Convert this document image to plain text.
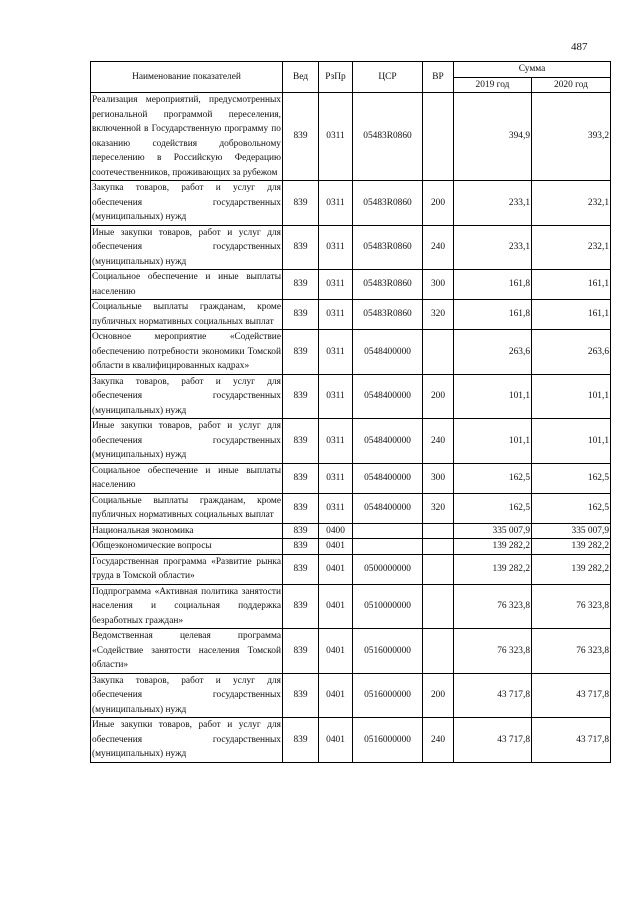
487
Наименование показателей	Вед	РзПр	ЦСР	ВР	Сумма	
					2019 год	2020 год
Реализация мероприятий, предусмотренных региональной программой переселения, включенной в Государственную программу по оказанию содействия добровольному переселению в Российскую Федерацию соотечественников, проживающих за рубежом	839	0311	05483R0860		394,9	393,2
Закупка товаров, работ и услуг для обеспечения государственных (муниципальных) нужд	839	0311	05483R0860	200	233,1	232,1
Иные закупки товаров, работ и услуг для обеспечения государственных (муниципальных) нужд	839	0311	05483R0860	240	233,1	232,1
Социальное обеспечение и иные выплаты населению	839	0311	05483R0860	300	161,8	161,1
Социальные выплаты гражданам, кроме публичных нормативных социальных выплат	839	0311	05483R0860	320	161,8	161,1
Основное мероприятие «Содействие обеспечению потребности экономики Томской области в квалифицированных кадрах»	839	0311	0548400000		263,6	263,6
Закупка товаров, работ и услуг для обеспечения государственных (муниципальных) нужд	839	0311	0548400000	200	101,1	101,1
Иные закупки товаров, работ и услуг для обеспечения государственных (муниципальных) нужд	839	0311	0548400000	240	101,1	101,1
Социальное обеспечение и иные выплаты населению	839	0311	0548400000	300	162,5	162,5
Социальные выплаты гражданам, кроме публичных нормативных социальных выплат	839	0311	0548400000	320	162,5	162,5
Национальная экономика	839	0400			335 007,9	335 007,9
Общеэкономические вопросы	839	0401			139 282,2	139 282,2
Государственная программа «Развитие рынка труда в Томской области»	839	0401	0500000000		139 282,2	139 282,2
Подпрограмма «Активная политика занятости населения и социальная поддержка безработных граждан»	839	0401	0510000000		76 323,8	76 323,8
Ведомственная целевая программа «Содействие занятости населения Томской области»	839	0401	0516000000		76 323,8	76 323,8
Закупка товаров, работ и услуг для обеспечения государственных (муниципальных) нужд	839	0401	0516000000	200	43 717,8	43 717,8
Иные закупки товаров, работ и услуг для обеспечения государственных (муниципальных) нужд	839	0401	0516000000	240	43 717,8	43 717,8
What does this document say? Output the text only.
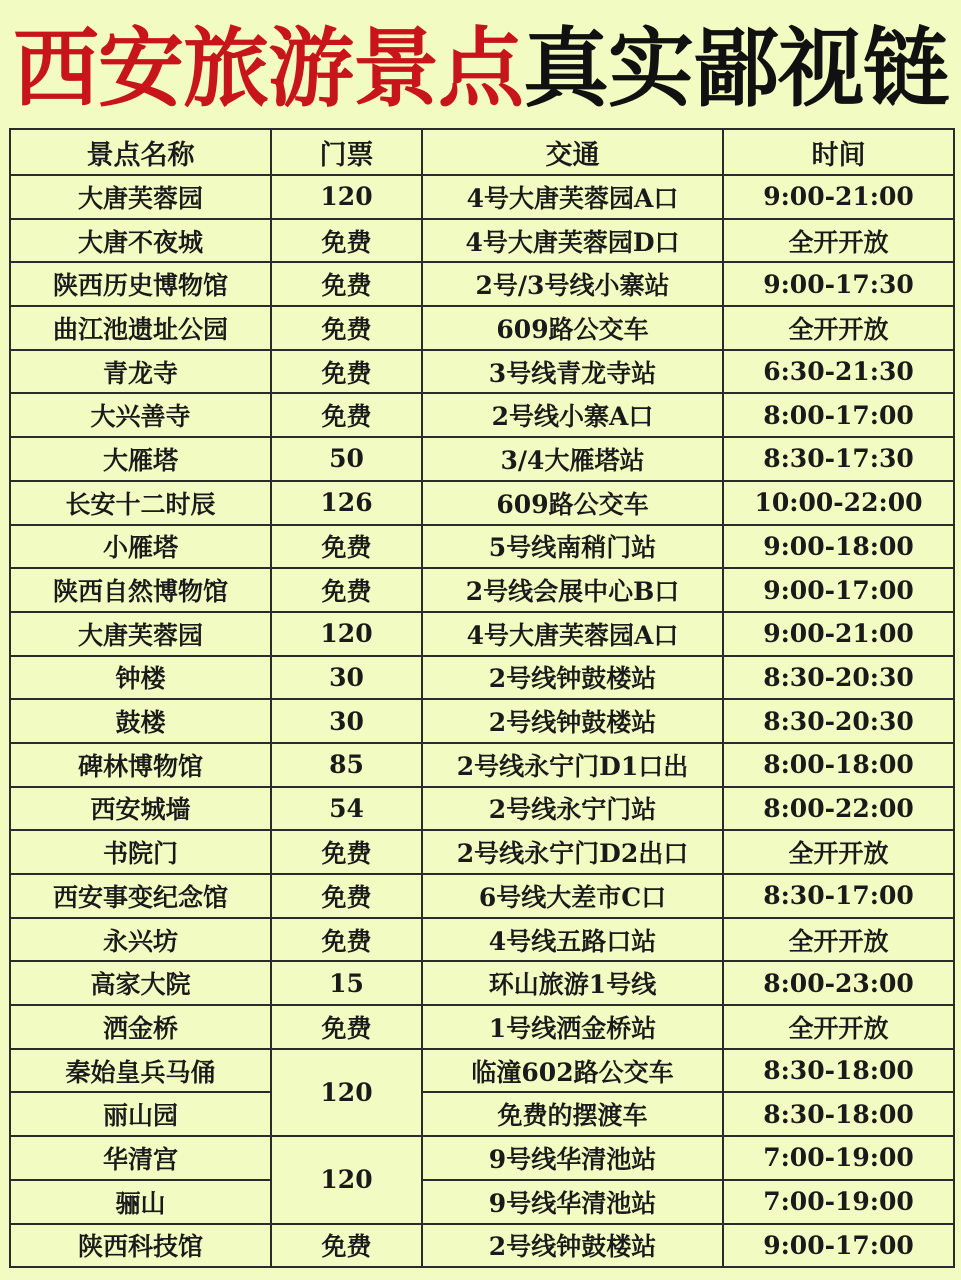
西安旅游景点真实鄙视链
景点名称	门票	交通	时间
大唐芙蓉园	120	4号大唐芙蓉园A口	9:00-21:00
大唐不夜城	免费	4号大唐芙蓉园D口	全开开放
陕西历史博物馆	免费	2号/3号线小寨站	9:00-17:30
曲江池遗址公园	免费	609路公交车	全开开放
青龙寺	免费	3号线青龙寺站	6:30-21:30
大兴善寺	免费	2号线小寨A口	8:00-17:00
大雁塔	50	3/4大雁塔站	8:30-17:30
长安十二时辰	126	609路公交车	10:00-22:00
小雁塔	免费	5号线南稍门站	9:00-18:00
陕西自然博物馆	免费	2号线会展中心B口	9:00-17:00
大唐芙蓉园	120	4号大唐芙蓉园A口	9:00-21:00
钟楼	30	2号线钟鼓楼站	8:30-20:30
鼓楼	30	2号线钟鼓楼站	8:30-20:30
碑林博物馆	85	2号线永宁门D1口出	8:00-18:00
西安城墙	54	2号线永宁门站	8:00-22:00
书院门	免费	2号线永宁门D2出口	全开开放
西安事变纪念馆	免费	6号线大差市C口	8:30-17:00
永兴坊	免费	4号线五路口站	全开开放
高家大院	15	环山旅游1号线	8:00-23:00
洒金桥	免费	1号线洒金桥站	全开开放
秦始皇兵马俑	120	临潼602路公交车	8:30-18:00
丽山园		免费的摆渡车	8:30-18:00
华清宫	120	9号线华清池站	7:00-19:00
骊山		9号线华清池站	7:00-19:00
陕西科技馆	免费	2号线钟鼓楼站	9:00-17:00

********

Omit the pictures, then extract verbatim only those lines that fall between the line containing "What does this" and the final line of the records above, both included.

**Exercise result**.
What does this document say? Output the text only.
西安旅游景点真实鄙视链
景点名称	门票	交通	时间
大唐芙蓉园	120	4号大唐芙蓉园A口	9:00-21:00
大唐不夜城	免费	4号大唐芙蓉园D口	全开开放
陕西历史博物馆	免费	2号/3号线小寨站	9:00-17:30
曲江池遗址公园	免费	609路公交车	全开开放
青龙寺	免费	3号线青龙寺站	6:30-21:30
大兴善寺	免费	2号线小寨A口	8:00-17:00
大雁塔	50	3/4大雁塔站	8:30-17:30
长安十二时辰	126	609路公交车	10:00-22:00
小雁塔	免费	5号线南稍门站	9:00-18:00
陕西自然博物馆	免费	2号线会展中心B口	9:00-17:00
大唐芙蓉园	120	4号大唐芙蓉园A口	9:00-21:00
钟楼	30	2号线钟鼓楼站	8:30-20:30
鼓楼	30	2号线钟鼓楼站	8:30-20:30
碑林博物馆	85	2号线永宁门D1口出	8:00-18:00
西安城墙	54	2号线永宁门站	8:00-22:00
书院门	免费	2号线永宁门D2出口	全开开放
西安事变纪念馆	免费	6号线大差市C口	8:30-17:00
永兴坊	免费	4号线五路口站	全开开放
高家大院	15	环山旅游1号线	8:00-23:00
洒金桥	免费	1号线洒金桥站	全开开放
秦始皇兵马俑	120	临潼602路公交车	8:30-18:00
丽山园		免费的摆渡车	8:30-18:00
华清宫	120	9号线华清池站	7:00-19:00
骊山		9号线华清池站	7:00-19:00
陕西科技馆	免费	2号线钟鼓楼站	9:00-17:00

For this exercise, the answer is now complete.